* Start SUPPLIED RECORDS *

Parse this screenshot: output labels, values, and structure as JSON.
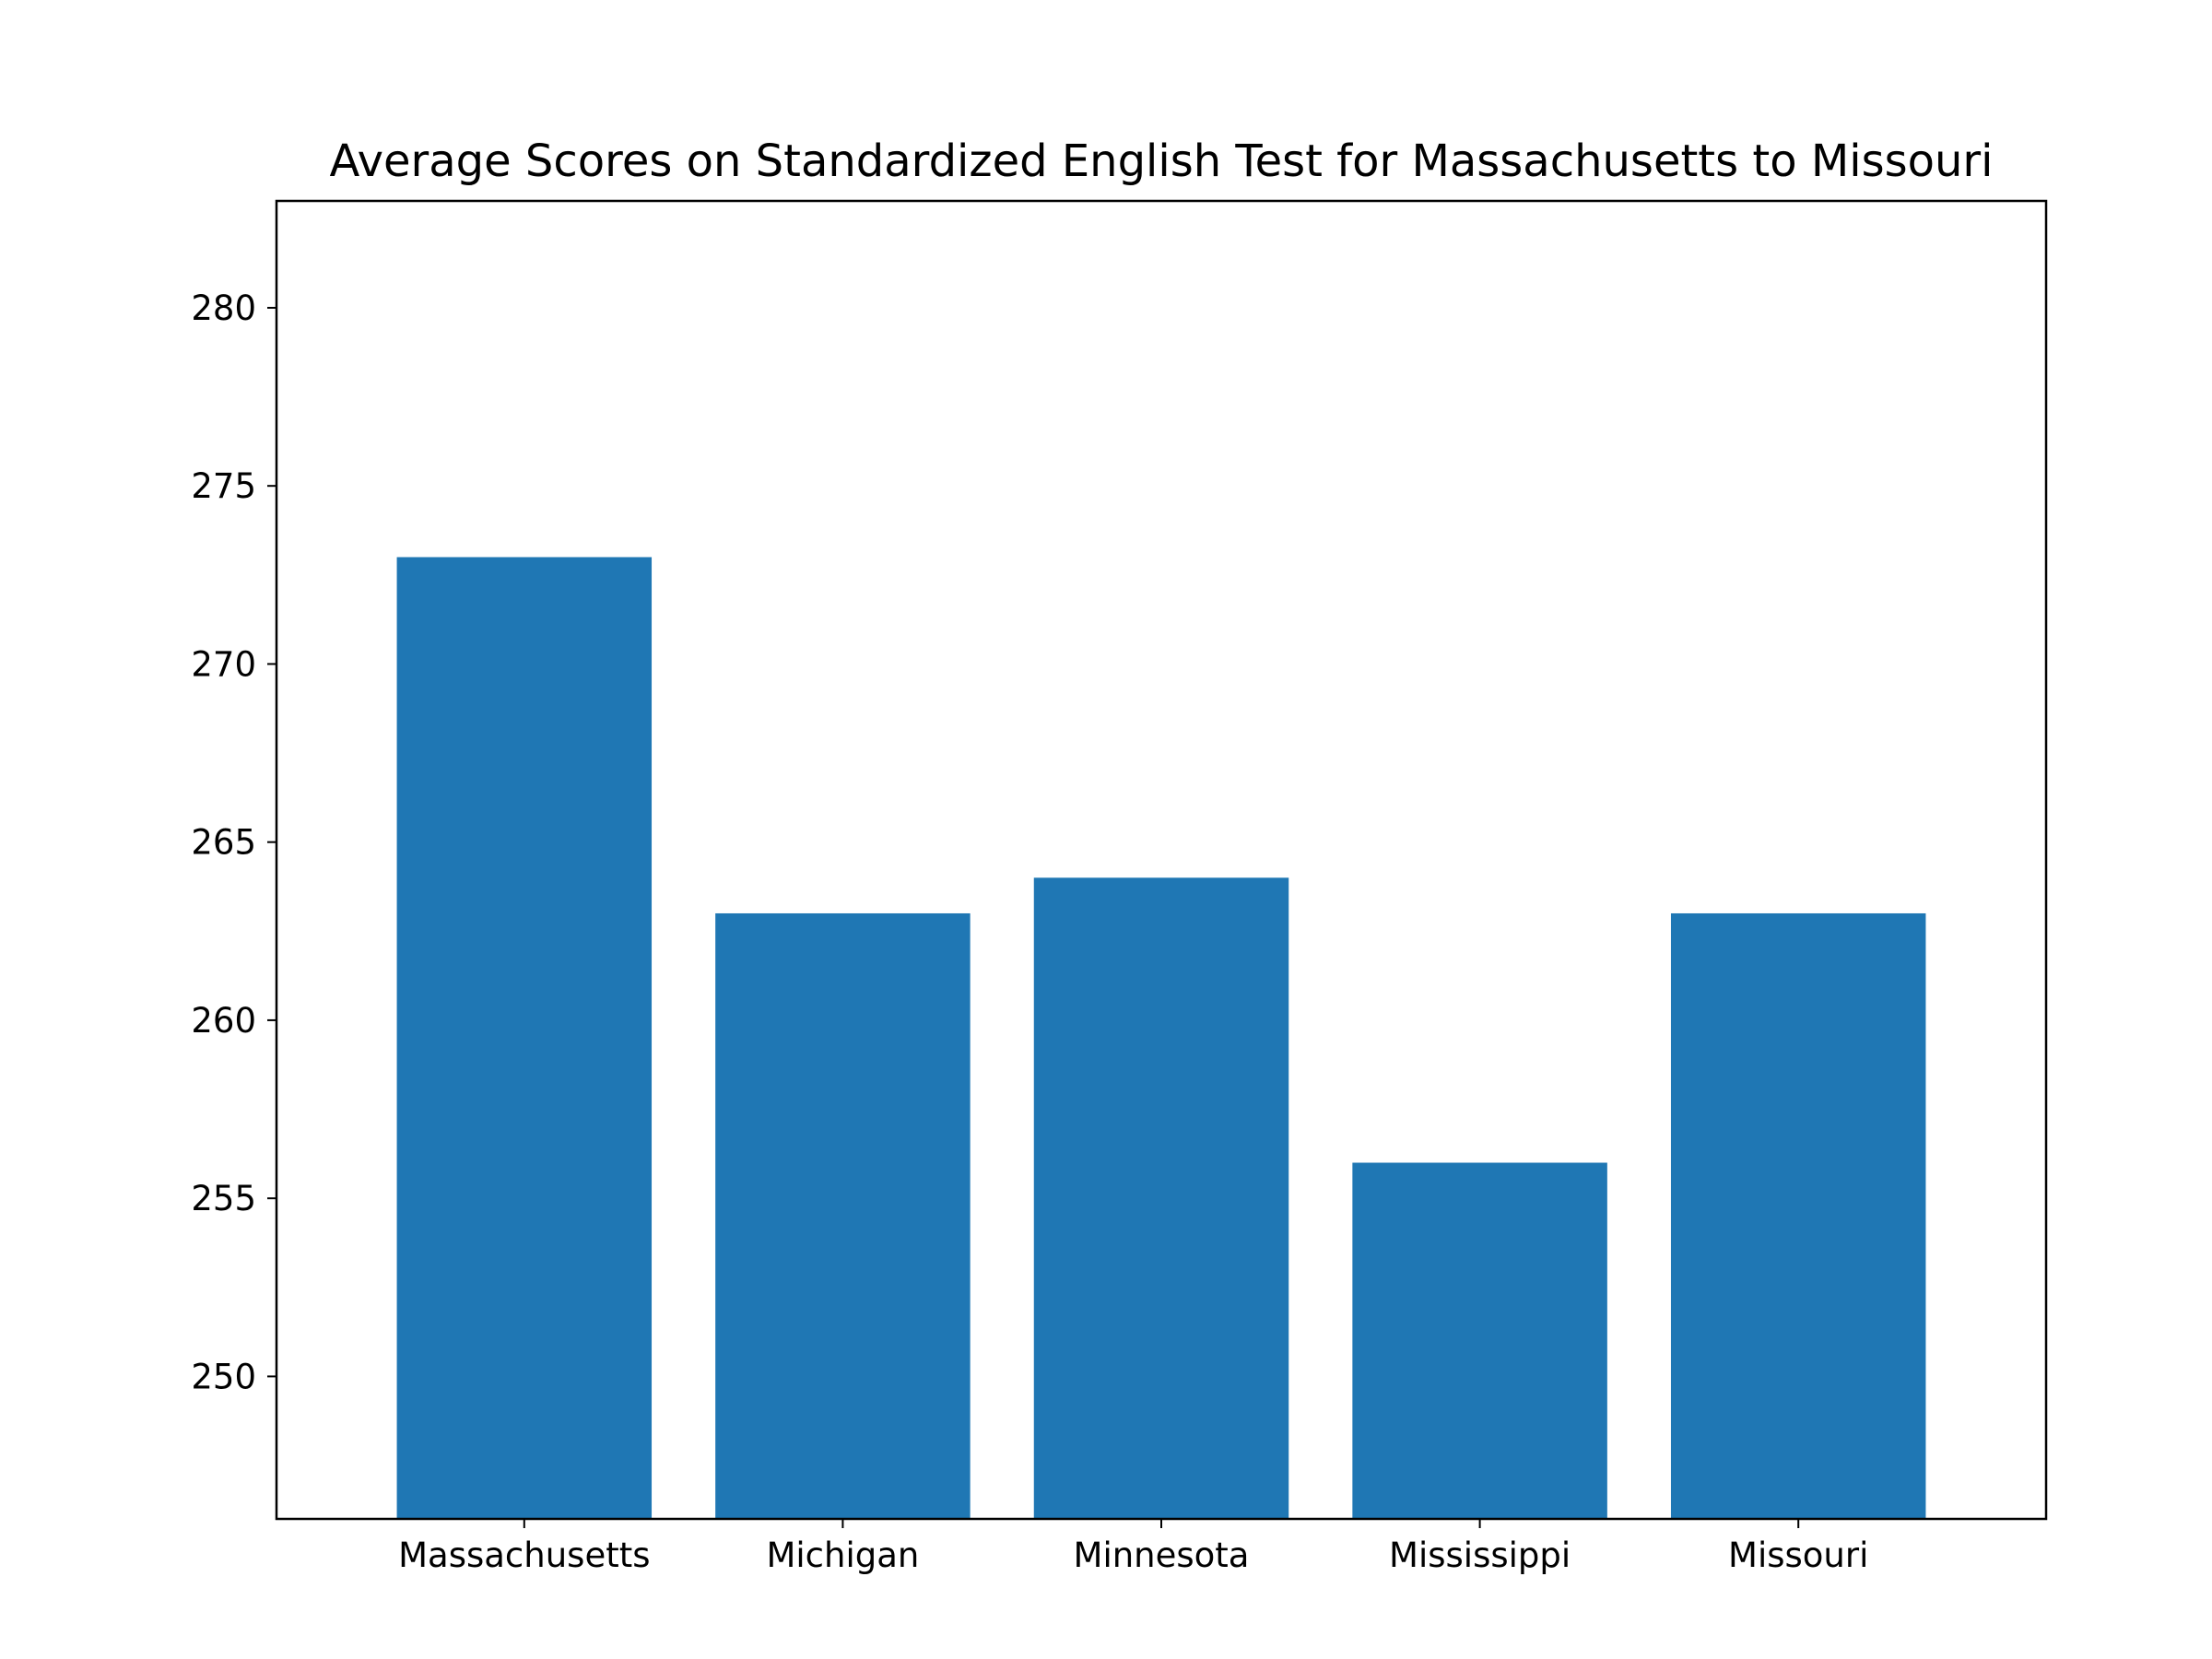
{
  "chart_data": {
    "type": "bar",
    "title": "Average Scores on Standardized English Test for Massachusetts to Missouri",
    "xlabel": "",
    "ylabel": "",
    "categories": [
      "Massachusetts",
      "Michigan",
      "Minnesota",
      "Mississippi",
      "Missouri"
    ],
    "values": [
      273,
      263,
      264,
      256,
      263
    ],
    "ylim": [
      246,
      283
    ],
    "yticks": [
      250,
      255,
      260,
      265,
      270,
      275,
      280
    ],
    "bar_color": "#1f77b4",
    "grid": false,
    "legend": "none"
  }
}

* End SUPPLIED RECORDS *
* Start SUPPLIED RECORDS *

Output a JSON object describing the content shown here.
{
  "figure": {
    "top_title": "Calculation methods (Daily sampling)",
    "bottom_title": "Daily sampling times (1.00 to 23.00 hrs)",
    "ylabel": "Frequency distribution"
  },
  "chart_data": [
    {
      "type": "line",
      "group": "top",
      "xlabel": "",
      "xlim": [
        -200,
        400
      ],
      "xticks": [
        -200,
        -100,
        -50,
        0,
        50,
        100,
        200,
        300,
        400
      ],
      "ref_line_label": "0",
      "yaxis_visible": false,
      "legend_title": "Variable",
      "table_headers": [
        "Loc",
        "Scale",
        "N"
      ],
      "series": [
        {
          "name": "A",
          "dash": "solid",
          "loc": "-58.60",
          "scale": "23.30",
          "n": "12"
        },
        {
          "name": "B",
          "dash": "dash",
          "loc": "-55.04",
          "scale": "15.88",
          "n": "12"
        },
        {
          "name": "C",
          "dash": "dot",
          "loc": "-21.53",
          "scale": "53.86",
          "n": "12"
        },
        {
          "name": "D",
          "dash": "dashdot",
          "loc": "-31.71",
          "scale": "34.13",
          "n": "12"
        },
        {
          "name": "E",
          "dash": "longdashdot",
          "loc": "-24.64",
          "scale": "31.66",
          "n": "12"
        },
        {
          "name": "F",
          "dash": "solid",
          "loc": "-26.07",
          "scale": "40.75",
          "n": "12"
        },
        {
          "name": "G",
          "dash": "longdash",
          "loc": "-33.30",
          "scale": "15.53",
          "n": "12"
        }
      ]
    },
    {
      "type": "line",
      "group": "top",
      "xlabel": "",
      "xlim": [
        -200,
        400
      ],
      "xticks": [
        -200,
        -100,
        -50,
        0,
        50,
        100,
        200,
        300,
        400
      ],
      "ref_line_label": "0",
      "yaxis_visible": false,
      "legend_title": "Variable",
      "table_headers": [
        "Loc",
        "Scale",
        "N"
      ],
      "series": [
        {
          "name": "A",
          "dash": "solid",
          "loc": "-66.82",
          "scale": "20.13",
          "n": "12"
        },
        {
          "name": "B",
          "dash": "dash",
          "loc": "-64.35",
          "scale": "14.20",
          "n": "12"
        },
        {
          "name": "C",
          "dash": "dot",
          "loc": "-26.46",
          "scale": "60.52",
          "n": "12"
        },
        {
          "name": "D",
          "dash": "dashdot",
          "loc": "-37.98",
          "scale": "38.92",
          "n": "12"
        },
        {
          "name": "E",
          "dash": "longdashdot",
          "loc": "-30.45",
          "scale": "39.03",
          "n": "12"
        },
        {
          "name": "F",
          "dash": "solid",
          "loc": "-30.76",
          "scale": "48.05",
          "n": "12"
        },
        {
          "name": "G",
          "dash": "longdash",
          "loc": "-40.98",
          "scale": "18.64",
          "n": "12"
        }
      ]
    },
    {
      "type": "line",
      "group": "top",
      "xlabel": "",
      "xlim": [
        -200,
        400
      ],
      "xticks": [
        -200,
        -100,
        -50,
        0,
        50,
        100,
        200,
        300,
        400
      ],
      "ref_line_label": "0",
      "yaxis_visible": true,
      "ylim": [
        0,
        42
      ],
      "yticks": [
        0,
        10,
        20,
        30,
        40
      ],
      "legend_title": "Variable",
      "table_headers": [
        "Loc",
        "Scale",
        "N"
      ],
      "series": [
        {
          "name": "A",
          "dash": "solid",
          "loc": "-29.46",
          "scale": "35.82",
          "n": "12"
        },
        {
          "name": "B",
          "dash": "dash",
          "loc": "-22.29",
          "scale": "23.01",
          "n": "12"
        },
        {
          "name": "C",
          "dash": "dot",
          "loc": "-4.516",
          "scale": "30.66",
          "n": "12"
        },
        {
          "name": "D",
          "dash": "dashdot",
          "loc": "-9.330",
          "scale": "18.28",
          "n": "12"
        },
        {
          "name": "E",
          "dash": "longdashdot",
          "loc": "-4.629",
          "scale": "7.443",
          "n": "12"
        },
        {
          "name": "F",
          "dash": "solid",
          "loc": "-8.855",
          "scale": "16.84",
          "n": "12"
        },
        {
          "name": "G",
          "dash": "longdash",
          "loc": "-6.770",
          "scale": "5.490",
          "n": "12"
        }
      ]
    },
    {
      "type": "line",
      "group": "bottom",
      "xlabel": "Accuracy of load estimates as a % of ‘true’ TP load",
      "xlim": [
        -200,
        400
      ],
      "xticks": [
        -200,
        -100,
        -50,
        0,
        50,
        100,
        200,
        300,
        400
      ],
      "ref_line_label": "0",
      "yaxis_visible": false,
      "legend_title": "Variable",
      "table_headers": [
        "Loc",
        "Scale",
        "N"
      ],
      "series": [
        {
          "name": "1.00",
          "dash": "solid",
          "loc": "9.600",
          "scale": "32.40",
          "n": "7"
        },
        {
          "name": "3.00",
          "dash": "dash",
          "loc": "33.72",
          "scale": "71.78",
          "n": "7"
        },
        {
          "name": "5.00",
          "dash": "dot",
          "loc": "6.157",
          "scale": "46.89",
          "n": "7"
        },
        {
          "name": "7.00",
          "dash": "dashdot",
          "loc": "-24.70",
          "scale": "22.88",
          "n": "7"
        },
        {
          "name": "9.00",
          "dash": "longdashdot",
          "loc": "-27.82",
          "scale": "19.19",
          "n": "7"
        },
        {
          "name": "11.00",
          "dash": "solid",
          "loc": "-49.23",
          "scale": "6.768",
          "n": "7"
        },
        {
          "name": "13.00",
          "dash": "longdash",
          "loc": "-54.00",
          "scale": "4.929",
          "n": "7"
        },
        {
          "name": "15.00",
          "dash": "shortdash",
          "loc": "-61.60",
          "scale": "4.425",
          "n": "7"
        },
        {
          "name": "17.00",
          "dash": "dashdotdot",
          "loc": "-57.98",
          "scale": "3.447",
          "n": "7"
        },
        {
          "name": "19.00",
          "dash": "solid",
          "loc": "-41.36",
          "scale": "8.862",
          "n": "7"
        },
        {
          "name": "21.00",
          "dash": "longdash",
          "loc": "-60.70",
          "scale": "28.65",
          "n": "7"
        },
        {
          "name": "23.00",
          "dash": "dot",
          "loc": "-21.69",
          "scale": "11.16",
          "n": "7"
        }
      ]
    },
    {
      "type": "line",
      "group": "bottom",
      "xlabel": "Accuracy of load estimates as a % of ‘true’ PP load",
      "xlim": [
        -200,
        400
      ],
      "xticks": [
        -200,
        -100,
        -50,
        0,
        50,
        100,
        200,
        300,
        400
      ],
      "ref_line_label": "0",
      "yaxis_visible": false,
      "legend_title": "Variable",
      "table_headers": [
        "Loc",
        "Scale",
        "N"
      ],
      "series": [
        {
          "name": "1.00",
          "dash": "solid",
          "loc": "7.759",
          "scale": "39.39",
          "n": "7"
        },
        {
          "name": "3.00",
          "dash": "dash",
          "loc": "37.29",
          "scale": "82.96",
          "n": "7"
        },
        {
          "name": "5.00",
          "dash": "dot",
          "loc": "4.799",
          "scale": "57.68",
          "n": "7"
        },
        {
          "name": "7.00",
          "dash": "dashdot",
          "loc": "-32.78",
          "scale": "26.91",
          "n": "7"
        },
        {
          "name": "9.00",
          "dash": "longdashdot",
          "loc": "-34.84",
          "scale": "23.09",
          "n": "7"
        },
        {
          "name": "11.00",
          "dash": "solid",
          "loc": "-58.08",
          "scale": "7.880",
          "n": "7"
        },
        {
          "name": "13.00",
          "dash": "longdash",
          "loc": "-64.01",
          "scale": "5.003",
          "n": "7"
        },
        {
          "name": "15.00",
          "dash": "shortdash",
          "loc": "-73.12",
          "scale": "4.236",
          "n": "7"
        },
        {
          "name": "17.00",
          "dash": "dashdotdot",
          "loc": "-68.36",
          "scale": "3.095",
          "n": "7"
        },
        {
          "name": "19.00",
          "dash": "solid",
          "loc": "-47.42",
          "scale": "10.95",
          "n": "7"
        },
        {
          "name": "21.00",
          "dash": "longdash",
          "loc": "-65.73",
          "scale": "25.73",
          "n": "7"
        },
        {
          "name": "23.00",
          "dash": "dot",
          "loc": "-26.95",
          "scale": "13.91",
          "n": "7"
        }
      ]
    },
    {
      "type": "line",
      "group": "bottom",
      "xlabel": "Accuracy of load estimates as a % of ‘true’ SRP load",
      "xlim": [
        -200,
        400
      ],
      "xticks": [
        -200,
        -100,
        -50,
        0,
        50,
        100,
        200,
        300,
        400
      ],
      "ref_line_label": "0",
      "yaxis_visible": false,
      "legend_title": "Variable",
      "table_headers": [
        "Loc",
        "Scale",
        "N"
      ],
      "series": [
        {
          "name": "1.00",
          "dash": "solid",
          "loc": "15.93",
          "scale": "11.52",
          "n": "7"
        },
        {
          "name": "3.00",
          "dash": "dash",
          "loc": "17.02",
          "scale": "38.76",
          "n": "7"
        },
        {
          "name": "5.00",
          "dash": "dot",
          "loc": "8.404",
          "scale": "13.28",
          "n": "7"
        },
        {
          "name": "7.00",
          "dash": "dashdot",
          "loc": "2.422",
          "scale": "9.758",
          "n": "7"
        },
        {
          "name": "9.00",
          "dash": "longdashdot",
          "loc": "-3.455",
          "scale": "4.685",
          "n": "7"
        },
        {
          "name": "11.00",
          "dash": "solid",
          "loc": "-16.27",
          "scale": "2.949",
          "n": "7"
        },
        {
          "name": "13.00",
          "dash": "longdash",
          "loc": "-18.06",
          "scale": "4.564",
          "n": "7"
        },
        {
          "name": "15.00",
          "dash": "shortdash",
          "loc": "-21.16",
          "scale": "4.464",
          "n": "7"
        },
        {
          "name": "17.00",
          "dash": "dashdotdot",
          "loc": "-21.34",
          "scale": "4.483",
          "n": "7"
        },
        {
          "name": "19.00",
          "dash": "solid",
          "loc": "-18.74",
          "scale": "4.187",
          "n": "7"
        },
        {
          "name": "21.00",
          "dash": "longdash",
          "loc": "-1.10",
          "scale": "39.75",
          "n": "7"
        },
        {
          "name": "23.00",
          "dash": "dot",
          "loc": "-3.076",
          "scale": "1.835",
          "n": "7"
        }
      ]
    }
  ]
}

* End SUPPLIED RECORDS *

_WHAT IS REQUIRED_.
Show each line of the data that contains the string "Daily".

_IN RESPONSE_.
    "top_title": "Calculation methods (Daily sampling)",
    "bottom_title": "Daily sampling times (1.00 to 23.00 hrs)",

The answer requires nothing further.